━━━━━ Records for processing ━━━━━

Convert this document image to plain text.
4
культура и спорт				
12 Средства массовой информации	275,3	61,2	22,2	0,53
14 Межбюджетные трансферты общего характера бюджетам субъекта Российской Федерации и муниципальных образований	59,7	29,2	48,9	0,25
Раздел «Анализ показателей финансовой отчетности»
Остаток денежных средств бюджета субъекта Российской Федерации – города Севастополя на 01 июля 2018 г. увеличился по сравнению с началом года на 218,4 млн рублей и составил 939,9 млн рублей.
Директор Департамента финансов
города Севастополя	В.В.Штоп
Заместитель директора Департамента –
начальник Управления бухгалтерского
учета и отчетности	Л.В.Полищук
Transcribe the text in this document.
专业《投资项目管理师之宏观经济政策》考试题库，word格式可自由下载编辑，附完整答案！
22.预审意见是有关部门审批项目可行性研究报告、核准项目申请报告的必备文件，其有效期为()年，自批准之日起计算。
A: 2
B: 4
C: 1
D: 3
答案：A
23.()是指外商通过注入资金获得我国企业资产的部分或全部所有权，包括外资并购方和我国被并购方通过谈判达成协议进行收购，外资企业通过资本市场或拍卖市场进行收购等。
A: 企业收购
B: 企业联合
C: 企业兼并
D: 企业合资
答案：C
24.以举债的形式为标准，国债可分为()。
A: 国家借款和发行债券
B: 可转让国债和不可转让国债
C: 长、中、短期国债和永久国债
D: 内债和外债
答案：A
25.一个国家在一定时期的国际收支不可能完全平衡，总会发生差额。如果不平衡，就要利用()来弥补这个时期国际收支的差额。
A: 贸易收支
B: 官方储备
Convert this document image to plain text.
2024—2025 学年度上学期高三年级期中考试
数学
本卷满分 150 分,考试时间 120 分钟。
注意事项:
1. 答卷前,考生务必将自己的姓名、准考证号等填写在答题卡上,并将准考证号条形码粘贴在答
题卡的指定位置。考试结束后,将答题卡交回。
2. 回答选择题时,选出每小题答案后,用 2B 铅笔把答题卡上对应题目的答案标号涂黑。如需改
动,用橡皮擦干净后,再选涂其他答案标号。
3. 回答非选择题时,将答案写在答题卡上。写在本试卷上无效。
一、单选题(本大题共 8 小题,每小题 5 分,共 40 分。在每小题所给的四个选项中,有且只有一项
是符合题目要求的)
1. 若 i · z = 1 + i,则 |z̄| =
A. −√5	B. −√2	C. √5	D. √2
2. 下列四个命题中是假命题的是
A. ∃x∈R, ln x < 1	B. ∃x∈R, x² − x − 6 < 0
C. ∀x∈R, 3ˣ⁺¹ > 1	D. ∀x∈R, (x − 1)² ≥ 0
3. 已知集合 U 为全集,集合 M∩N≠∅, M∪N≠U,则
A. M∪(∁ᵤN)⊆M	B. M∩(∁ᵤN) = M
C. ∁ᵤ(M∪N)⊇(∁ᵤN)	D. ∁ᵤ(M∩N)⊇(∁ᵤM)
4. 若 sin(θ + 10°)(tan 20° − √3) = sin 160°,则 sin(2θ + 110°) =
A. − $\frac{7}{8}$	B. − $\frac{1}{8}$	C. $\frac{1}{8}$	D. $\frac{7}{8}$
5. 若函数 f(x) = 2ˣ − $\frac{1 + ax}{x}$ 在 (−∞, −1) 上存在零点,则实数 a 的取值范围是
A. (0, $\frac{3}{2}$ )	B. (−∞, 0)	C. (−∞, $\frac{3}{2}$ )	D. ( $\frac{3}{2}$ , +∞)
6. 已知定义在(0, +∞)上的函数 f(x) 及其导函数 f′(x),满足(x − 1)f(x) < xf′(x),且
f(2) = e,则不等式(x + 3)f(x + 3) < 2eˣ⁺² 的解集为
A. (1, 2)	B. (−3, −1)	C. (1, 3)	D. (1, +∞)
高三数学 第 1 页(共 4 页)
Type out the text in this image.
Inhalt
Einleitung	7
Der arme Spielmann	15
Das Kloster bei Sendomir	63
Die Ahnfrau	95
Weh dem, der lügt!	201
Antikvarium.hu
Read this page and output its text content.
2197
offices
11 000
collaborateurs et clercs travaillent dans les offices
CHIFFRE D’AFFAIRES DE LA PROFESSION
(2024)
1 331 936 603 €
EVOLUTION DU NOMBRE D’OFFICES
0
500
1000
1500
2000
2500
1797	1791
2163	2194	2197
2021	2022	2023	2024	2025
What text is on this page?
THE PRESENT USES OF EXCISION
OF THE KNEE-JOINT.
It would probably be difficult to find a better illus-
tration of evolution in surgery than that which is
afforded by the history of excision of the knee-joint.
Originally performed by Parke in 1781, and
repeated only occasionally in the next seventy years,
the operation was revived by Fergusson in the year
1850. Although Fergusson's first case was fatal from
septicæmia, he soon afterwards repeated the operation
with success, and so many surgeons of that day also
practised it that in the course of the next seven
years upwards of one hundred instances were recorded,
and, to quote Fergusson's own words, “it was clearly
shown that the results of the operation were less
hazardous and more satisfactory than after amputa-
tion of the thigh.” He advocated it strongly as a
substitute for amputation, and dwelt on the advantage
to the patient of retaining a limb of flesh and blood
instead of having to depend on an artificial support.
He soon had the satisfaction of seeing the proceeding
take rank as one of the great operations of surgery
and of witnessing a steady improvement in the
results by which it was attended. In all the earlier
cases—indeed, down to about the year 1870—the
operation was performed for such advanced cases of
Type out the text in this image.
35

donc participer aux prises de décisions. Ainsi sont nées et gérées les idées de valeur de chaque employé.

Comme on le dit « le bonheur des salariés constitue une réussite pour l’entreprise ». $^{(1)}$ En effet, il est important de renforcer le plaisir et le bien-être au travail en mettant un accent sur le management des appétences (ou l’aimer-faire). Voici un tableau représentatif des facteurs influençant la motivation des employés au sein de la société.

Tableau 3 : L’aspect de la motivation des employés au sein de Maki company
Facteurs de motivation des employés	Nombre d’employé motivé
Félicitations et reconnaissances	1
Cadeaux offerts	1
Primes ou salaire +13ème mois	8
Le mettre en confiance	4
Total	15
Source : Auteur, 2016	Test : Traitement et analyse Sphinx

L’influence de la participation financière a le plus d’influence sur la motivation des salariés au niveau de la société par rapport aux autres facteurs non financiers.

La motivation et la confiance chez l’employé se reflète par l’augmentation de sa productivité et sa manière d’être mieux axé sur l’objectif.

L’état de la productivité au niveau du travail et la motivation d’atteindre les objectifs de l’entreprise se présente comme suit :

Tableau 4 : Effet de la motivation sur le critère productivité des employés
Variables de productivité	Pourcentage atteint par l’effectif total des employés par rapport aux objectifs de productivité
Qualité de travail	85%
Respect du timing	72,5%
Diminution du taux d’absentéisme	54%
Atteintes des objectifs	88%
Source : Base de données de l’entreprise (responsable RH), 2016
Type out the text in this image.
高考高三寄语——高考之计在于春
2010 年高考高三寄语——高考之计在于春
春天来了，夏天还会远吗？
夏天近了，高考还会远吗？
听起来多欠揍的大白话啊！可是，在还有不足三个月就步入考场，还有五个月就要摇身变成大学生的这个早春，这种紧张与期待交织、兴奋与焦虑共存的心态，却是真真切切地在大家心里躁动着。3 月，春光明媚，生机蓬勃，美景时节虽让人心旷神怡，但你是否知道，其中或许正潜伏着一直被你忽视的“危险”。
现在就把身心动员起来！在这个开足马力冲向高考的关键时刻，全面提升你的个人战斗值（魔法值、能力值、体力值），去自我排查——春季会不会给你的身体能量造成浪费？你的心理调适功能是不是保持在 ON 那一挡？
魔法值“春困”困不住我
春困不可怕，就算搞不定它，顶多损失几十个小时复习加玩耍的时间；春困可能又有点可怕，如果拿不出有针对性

━━━━━

* _Stated exercise_:
Using the records above, say how many lines include the string "page". Only the number is wanted.

* _Problem solution_:
2